• _What you are asked to do_: The entries below are to be repeated exactly as they stand.

• _Material shown_:

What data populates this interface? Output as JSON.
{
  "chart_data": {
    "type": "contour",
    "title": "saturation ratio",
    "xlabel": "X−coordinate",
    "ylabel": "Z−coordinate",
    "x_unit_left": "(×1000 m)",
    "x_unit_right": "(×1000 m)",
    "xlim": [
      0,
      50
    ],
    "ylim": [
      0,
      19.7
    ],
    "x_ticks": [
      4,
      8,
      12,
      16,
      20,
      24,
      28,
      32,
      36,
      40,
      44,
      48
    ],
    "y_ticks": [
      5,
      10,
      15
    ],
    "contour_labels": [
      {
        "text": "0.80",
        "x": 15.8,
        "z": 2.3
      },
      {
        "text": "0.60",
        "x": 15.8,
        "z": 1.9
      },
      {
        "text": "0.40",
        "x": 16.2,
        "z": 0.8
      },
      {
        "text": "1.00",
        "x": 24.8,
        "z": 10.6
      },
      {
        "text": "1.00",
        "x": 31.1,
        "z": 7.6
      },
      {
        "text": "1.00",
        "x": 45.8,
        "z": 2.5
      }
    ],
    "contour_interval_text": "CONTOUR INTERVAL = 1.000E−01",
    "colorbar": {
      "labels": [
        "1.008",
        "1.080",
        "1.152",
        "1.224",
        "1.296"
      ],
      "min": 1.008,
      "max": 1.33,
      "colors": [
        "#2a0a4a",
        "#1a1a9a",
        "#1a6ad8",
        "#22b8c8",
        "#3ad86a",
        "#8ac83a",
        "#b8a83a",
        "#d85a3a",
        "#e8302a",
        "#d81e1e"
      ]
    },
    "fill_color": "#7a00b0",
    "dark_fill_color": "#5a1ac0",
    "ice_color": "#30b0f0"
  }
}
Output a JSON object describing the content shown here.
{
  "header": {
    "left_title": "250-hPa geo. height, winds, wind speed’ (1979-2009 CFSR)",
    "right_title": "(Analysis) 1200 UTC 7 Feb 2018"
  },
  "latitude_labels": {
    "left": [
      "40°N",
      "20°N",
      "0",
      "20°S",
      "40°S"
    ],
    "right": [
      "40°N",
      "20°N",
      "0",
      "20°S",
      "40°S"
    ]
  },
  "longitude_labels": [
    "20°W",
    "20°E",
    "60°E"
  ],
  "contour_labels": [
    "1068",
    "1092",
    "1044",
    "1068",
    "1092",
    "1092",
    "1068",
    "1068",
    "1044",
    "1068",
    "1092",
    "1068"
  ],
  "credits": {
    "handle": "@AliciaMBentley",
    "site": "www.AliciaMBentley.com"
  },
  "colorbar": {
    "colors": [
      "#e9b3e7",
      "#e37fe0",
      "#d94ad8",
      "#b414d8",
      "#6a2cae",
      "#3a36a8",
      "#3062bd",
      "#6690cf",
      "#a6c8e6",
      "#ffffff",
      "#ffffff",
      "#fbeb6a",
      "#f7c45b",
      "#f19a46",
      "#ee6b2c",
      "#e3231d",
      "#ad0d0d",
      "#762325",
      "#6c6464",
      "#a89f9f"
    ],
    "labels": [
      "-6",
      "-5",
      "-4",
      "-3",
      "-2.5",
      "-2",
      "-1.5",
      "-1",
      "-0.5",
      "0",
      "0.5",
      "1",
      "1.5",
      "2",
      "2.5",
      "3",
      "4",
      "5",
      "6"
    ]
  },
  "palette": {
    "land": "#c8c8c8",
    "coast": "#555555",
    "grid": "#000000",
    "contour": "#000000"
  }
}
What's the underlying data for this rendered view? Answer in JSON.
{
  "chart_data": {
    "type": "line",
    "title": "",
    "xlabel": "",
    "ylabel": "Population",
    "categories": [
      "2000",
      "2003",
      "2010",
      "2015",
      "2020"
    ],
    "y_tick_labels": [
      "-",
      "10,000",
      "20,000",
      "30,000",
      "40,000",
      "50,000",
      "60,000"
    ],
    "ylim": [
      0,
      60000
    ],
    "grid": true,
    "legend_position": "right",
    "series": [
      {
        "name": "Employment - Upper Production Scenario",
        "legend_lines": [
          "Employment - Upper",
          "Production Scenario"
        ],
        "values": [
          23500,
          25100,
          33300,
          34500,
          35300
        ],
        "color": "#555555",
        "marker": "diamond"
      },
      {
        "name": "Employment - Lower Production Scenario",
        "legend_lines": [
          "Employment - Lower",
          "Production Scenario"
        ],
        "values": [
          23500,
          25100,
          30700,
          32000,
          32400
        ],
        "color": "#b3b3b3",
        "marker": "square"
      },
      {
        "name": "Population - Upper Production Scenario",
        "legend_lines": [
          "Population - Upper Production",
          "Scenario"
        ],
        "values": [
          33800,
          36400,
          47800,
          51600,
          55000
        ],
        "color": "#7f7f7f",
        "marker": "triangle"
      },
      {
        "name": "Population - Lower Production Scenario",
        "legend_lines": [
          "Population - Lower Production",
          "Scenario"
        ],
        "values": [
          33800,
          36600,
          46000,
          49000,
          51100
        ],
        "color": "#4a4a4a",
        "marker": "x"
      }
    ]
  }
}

• _Solution to this task_:
What data populates this interface? Output as JSON.
{
  "chart_data": {
    "type": "contour",
    "title": "saturation ratio",
    "xlabel": "X−coordinate",
    "ylabel": "Z−coordinate",
    "x_unit_left": "(×1000 m)",
    "x_unit_right": "(×1000 m)",
    "xlim": [
      0,
      50
    ],
    "ylim": [
      0,
      19.7
    ],
    "x_ticks": [
      4,
      8,
      12,
      16,
      20,
      24,
      28,
      32,
      36,
      40,
      44,
      48
    ],
    "y_ticks": [
      5,
      10,
      15
    ],
    "contour_labels": [
      {
        "text": "0.80",
        "x": 15.8,
        "z": 2.3
      },
      {
        "text": "0.60",
        "x": 15.8,
        "z": 1.9
      },
      {
        "text": "0.40",
        "x": 16.2,
        "z": 0.8
      },
      {
        "text": "1.00",
        "x": 24.8,
        "z": 10.6
      },
      {
        "text": "1.00",
        "x": 31.1,
        "z": 7.6
      },
      {
        "text": "1.00",
        "x": 45.8,
        "z": 2.5
      }
    ],
    "contour_interval_text": "CONTOUR INTERVAL = 1.000E−01",
    "colorbar": {
      "labels": [
        "1.008",
        "1.080",
        "1.152",
        "1.224",
        "1.296"
      ],
      "min": 1.008,
      "max": 1.33,
      "colors": [
        "#2a0a4a",
        "#1a1a9a",
        "#1a6ad8",
        "#22b8c8",
        "#3ad86a",
        "#8ac83a",
        "#b8a83a",
        "#d85a3a",
        "#e8302a",
        "#d81e1e"
      ]
    },
    "fill_color": "#7a00b0",
    "dark_fill_color": "#5a1ac0",
    "ice_color": "#30b0f0"
  }
}
Output a JSON object describing the content shown here.
{
  "header": {
    "left_title": "250-hPa geo. height, winds, wind speed’ (1979-2009 CFSR)",
    "right_title": "(Analysis) 1200 UTC 7 Feb 2018"
  },
  "latitude_labels": {
    "left": [
      "40°N",
      "20°N",
      "0",
      "20°S",
      "40°S"
    ],
    "right": [
      "40°N",
      "20°N",
      "0",
      "20°S",
      "40°S"
    ]
  },
  "longitude_labels": [
    "20°W",
    "20°E",
    "60°E"
  ],
  "contour_labels": [
    "1068",
    "1092",
    "1044",
    "1068",
    "1092",
    "1092",
    "1068",
    "1068",
    "1044",
    "1068",
    "1092",
    "1068"
  ],
  "credits": {
    "handle": "@AliciaMBentley",
    "site": "www.AliciaMBentley.com"
  },
  "colorbar": {
    "colors": [
      "#e9b3e7",
      "#e37fe0",
      "#d94ad8",
      "#b414d8",
      "#6a2cae",
      "#3a36a8",
      "#3062bd",
      "#6690cf",
      "#a6c8e6",
      "#ffffff",
      "#ffffff",
      "#fbeb6a",
      "#f7c45b",
      "#f19a46",
      "#ee6b2c",
      "#e3231d",
      "#ad0d0d",
      "#762325",
      "#6c6464",
      "#a89f9f"
    ],
    "labels": [
      "-6",
      "-5",
      "-4",
      "-3",
      "-2.5",
      "-2",
      "-1.5",
      "-1",
      "-0.5",
      "0",
      "0.5",
      "1",
      "1.5",
      "2",
      "2.5",
      "3",
      "4",
      "5",
      "6"
    ]
  },
  "palette": {
    "land": "#c8c8c8",
    "coast": "#555555",
    "grid": "#000000",
    "contour": "#000000"
  }
}
What's the underlying data for this rendered view? Answer in JSON.
{
  "chart_data": {
    "type": "line",
    "title": "",
    "xlabel": "",
    "ylabel": "Population",
    "categories": [
      "2000",
      "2003",
      "2010",
      "2015",
      "2020"
    ],
    "y_tick_labels": [
      "-",
      "10,000",
      "20,000",
      "30,000",
      "40,000",
      "50,000",
      "60,000"
    ],
    "ylim": [
      0,
      60000
    ],
    "grid": true,
    "legend_position": "right",
    "series": [
      {
        "name": "Employment - Upper Production Scenario",
        "legend_lines": [
          "Employment - Upper",
          "Production Scenario"
        ],
        "values": [
          23500,
          25100,
          33300,
          34500,
          35300
        ],
        "color": "#555555",
        "marker": "diamond"
      },
      {
        "name": "Employment - Lower Production Scenario",
        "legend_lines": [
          "Employment - Lower",
          "Production Scenario"
        ],
        "values": [
          23500,
          25100,
          30700,
          32000,
          32400
        ],
        "color": "#b3b3b3",
        "marker": "square"
      },
      {
        "name": "Population - Upper Production Scenario",
        "legend_lines": [
          "Population - Upper Production",
          "Scenario"
        ],
        "values": [
          33800,
          36400,
          47800,
          51600,
          55000
        ],
        "color": "#7f7f7f",
        "marker": "triangle"
      },
      {
        "name": "Population - Lower Production Scenario",
        "legend_lines": [
          "Population - Lower Production",
          "Scenario"
        ],
        "values": [
          33800,
          36600,
          46000,
          49000,
          51100
        ],
        "color": "#4a4a4a",
        "marker": "x"
      }
    ]
  }
}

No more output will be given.